Each record is to be printed again precisely as it reads.

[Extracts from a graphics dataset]

>>>>

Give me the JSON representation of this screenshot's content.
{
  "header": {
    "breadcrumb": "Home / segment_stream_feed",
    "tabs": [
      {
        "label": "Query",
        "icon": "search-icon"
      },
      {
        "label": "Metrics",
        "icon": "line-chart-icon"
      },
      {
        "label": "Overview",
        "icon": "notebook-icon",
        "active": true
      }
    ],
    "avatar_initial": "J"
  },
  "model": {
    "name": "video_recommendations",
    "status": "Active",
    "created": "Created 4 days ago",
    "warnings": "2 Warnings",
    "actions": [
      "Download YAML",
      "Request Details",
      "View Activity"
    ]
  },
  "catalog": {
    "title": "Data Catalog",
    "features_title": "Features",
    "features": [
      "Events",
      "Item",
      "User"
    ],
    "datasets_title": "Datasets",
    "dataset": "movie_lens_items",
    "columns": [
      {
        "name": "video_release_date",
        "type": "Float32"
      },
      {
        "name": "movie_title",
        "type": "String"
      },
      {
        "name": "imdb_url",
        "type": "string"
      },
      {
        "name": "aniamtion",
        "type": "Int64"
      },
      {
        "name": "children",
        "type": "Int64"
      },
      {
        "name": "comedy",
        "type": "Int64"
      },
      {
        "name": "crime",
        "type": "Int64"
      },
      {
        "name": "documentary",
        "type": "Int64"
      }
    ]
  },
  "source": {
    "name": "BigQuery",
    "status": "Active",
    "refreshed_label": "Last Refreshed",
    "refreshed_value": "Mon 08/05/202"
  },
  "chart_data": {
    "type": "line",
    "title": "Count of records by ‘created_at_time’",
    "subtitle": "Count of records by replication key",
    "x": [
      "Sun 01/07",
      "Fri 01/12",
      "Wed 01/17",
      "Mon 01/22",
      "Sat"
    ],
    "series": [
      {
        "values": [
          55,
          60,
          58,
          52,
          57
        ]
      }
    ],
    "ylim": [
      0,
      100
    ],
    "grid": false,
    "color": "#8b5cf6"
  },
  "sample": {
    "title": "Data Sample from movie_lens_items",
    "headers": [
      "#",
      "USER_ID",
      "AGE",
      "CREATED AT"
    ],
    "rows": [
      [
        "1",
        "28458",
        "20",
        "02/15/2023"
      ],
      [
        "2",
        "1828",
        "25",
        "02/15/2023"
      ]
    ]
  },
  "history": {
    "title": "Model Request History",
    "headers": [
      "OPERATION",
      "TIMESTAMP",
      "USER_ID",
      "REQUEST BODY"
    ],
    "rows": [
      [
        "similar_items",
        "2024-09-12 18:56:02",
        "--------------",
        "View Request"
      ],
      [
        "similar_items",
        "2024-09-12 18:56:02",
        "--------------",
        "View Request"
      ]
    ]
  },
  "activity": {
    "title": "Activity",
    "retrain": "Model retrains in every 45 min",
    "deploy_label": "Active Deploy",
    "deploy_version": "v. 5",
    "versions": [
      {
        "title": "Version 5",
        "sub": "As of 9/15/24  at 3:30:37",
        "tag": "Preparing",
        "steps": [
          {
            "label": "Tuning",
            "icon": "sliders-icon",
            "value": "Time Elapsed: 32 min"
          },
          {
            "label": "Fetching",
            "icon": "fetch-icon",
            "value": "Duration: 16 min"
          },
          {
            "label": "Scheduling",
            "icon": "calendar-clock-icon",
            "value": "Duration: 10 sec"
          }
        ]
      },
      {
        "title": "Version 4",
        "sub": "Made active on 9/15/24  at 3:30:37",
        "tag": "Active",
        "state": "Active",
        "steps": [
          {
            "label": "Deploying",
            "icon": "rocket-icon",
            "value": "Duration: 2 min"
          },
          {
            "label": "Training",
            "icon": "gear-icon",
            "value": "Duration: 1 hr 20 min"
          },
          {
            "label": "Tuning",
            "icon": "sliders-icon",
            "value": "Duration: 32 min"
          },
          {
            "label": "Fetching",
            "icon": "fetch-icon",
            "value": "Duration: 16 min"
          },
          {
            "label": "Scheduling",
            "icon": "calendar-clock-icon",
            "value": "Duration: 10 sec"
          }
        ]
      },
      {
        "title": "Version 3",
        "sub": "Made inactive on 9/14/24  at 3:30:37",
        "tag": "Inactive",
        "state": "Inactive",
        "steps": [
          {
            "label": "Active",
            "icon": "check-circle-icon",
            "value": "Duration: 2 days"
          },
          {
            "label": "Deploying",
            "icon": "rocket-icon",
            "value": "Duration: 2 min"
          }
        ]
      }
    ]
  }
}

<<<<

§ Correct answer:
Give me the JSON representation of this screenshot's content.
{
  "header": {
    "breadcrumb": "Home / segment_stream_feed",
    "tabs": [
      {
        "label": "Query",
        "icon": "search-icon"
      },
      {
        "label": "Metrics",
        "icon": "line-chart-icon"
      },
      {
        "label": "Overview",
        "icon": "notebook-icon",
        "active": true
      }
    ],
    "avatar_initial": "J"
  },
  "model": {
    "name": "video_recommendations",
    "status": "Active",
    "created": "Created 4 days ago",
    "warnings": "2 Warnings",
    "actions": [
      "Download YAML",
      "Request Details",
      "View Activity"
    ]
  },
  "catalog": {
    "title": "Data Catalog",
    "features_title": "Features",
    "features": [
      "Events",
      "Item",
      "User"
    ],
    "datasets_title": "Datasets",
    "dataset": "movie_lens_items",
    "columns": [
      {
        "name": "video_release_date",
        "type": "Float32"
      },
      {
        "name": "movie_title",
        "type": "String"
      },
      {
        "name": "imdb_url",
        "type": "string"
      },
      {
        "name": "aniamtion",
        "type": "Int64"
      },
      {
        "name": "children",
        "type": "Int64"
      },
      {
        "name": "comedy",
        "type": "Int64"
      },
      {
        "name": "crime",
        "type": "Int64"
      },
      {
        "name": "documentary",
        "type": "Int64"
      }
    ]
  },
  "source": {
    "name": "BigQuery",
    "status": "Active",
    "refreshed_label": "Last Refreshed",
    "refreshed_value": "Mon 08/05/202"
  },
  "chart_data": {
    "type": "line",
    "title": "Count of records by ‘created_at_time’",
    "subtitle": "Count of records by replication key",
    "x": [
      "Sun 01/07",
      "Fri 01/12",
      "Wed 01/17",
      "Mon 01/22",
      "Sat"
    ],
    "series": [
      {
        "values": [
          55,
          60,
          58,
          52,
          57
        ]
      }
    ],
    "ylim": [
      0,
      100
    ],
    "grid": false,
    "color": "#8b5cf6"
  },
  "sample": {
    "title": "Data Sample from movie_lens_items",
    "headers": [
      "#",
      "USER_ID",
      "AGE",
      "CREATED AT"
    ],
    "rows": [
      [
        "1",
        "28458",
        "20",
        "02/15/2023"
      ],
      [
        "2",
        "1828",
        "25",
        "02/15/2023"
      ]
    ]
  },
  "history": {
    "title": "Model Request History",
    "headers": [
      "OPERATION",
      "TIMESTAMP",
      "USER_ID",
      "REQUEST BODY"
    ],
    "rows": [
      [
        "similar_items",
        "2024-09-12 18:56:02",
        "--------------",
        "View Request"
      ],
      [
        "similar_items",
        "2024-09-12 18:56:02",
        "--------------",
        "View Request"
      ]
    ]
  },
  "activity": {
    "title": "Activity",
    "retrain": "Model retrains in every 45 min",
    "deploy_label": "Active Deploy",
    "deploy_version": "v. 5",
    "versions": [
      {
        "title": "Version 5",
        "sub": "As of 9/15/24  at 3:30:37",
        "tag": "Preparing",
        "steps": [
          {
            "label": "Tuning",
            "icon": "sliders-icon",
            "value": "Time Elapsed: 32 min"
          },
          {
            "label": "Fetching",
            "icon": "fetch-icon",
            "value": "Duration: 16 min"
          },
          {
            "label": "Scheduling",
            "icon": "calendar-clock-icon",
            "value": "Duration: 10 sec"
          }
        ]
      },
      {
        "title": "Version 4",
        "sub": "Made active on 9/15/24  at 3:30:37",
        "tag": "Active",
        "state": "Active",
        "steps": [
          {
            "label": "Deploying",
            "icon": "rocket-icon",
            "value": "Duration: 2 min"
          },
          {
            "label": "Training",
            "icon": "gear-icon",
            "value": "Duration: 1 hr 20 min"
          },
          {
            "label": "Tuning",
            "icon": "sliders-icon",
            "value": "Duration: 32 min"
          },
          {
            "label": "Fetching",
            "icon": "fetch-icon",
            "value": "Duration: 16 min"
          },
          {
            "label": "Scheduling",
            "icon": "calendar-clock-icon",
            "value": "Duration: 10 sec"
          }
        ]
      },
      {
        "title": "Version 3",
        "sub": "Made inactive on 9/14/24  at 3:30:37",
        "tag": "Inactive",
        "state": "Inactive",
        "steps": [
          {
            "label": "Active",
            "icon": "check-circle-icon",
            "value": "Duration: 2 days"
          },
          {
            "label": "Deploying",
            "icon": "rocket-icon",
            "value": "Duration: 2 min"
          }
        ]
      }
    ]
  }
}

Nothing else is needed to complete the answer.